─── Data ───
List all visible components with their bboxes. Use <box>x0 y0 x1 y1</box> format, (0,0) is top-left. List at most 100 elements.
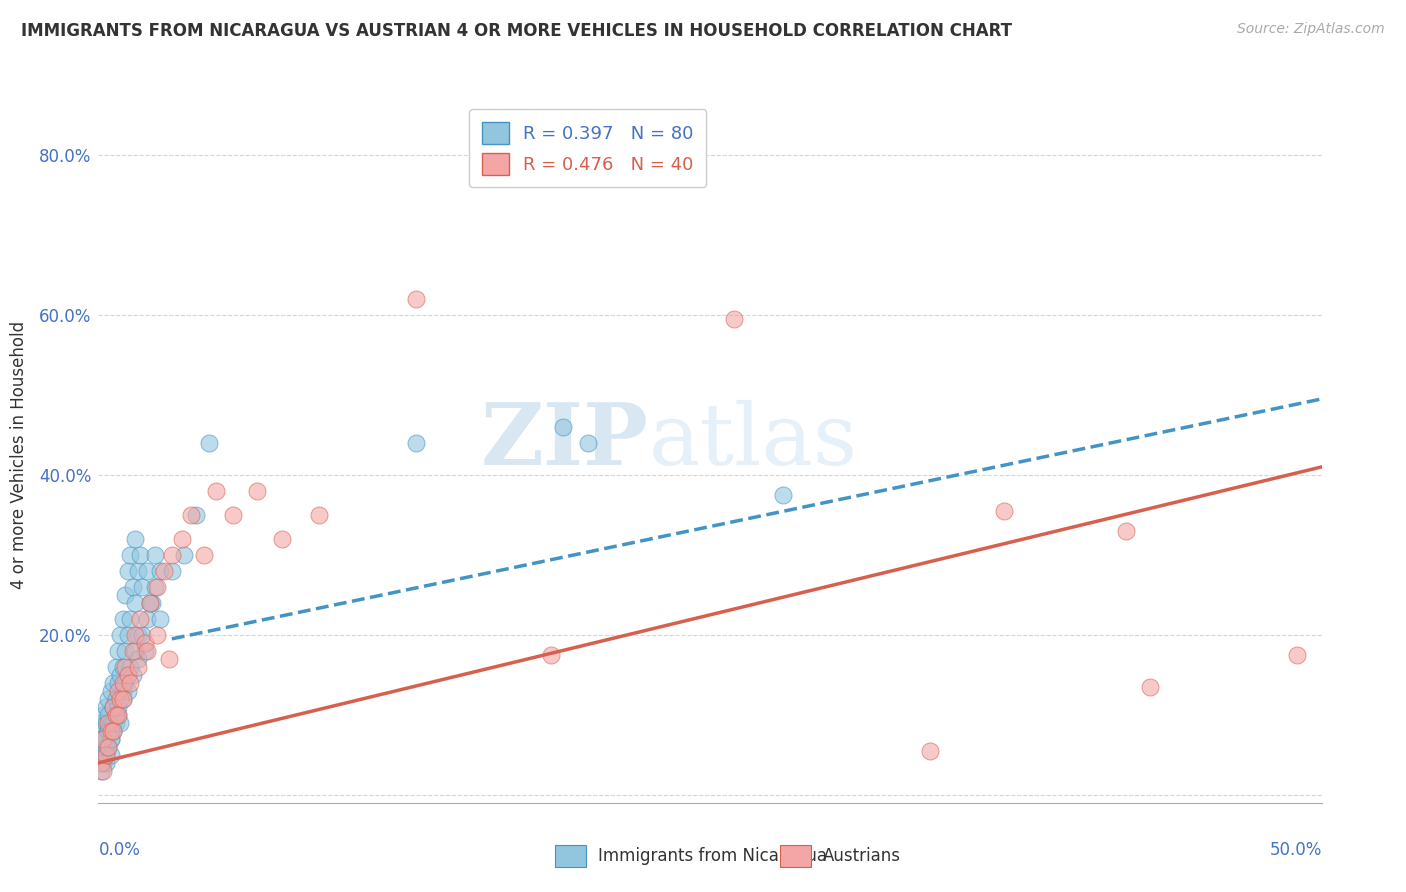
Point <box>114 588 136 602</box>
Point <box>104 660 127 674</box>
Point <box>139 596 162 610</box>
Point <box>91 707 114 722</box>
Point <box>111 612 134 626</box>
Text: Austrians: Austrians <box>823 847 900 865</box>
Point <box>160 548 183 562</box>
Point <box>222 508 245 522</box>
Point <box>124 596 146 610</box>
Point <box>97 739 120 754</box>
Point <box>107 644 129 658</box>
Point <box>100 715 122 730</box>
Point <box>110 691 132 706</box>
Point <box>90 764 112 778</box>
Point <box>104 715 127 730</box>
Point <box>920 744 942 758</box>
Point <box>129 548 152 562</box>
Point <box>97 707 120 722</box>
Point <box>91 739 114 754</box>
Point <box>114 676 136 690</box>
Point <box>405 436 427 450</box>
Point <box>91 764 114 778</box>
───
**The request**.
Rewrite every row shown above, changing "bboxes" to "bounding boxes" and leaving everything else as it is. Omit the pictures from your answer.

**Complete response**.
List all visible components with their bounding boxes. Use <box>x0 y0 x1 y1</box> format, (0,0) is top-left. List at most 100 elements.
Point <box>114 588 136 602</box>
Point <box>104 660 127 674</box>
Point <box>139 596 162 610</box>
Point <box>91 707 114 722</box>
Point <box>111 612 134 626</box>
Text: Austrians: Austrians <box>823 847 900 865</box>
Point <box>160 548 183 562</box>
Point <box>222 508 245 522</box>
Point <box>124 596 146 610</box>
Point <box>97 739 120 754</box>
Point <box>107 644 129 658</box>
Point <box>100 715 122 730</box>
Point <box>110 691 132 706</box>
Point <box>90 764 112 778</box>
Point <box>104 715 127 730</box>
Point <box>920 744 942 758</box>
Point <box>129 548 152 562</box>
Point <box>97 707 120 722</box>
Point <box>91 739 114 754</box>
Point <box>114 676 136 690</box>
Point <box>405 436 427 450</box>
Point <box>91 764 114 778</box>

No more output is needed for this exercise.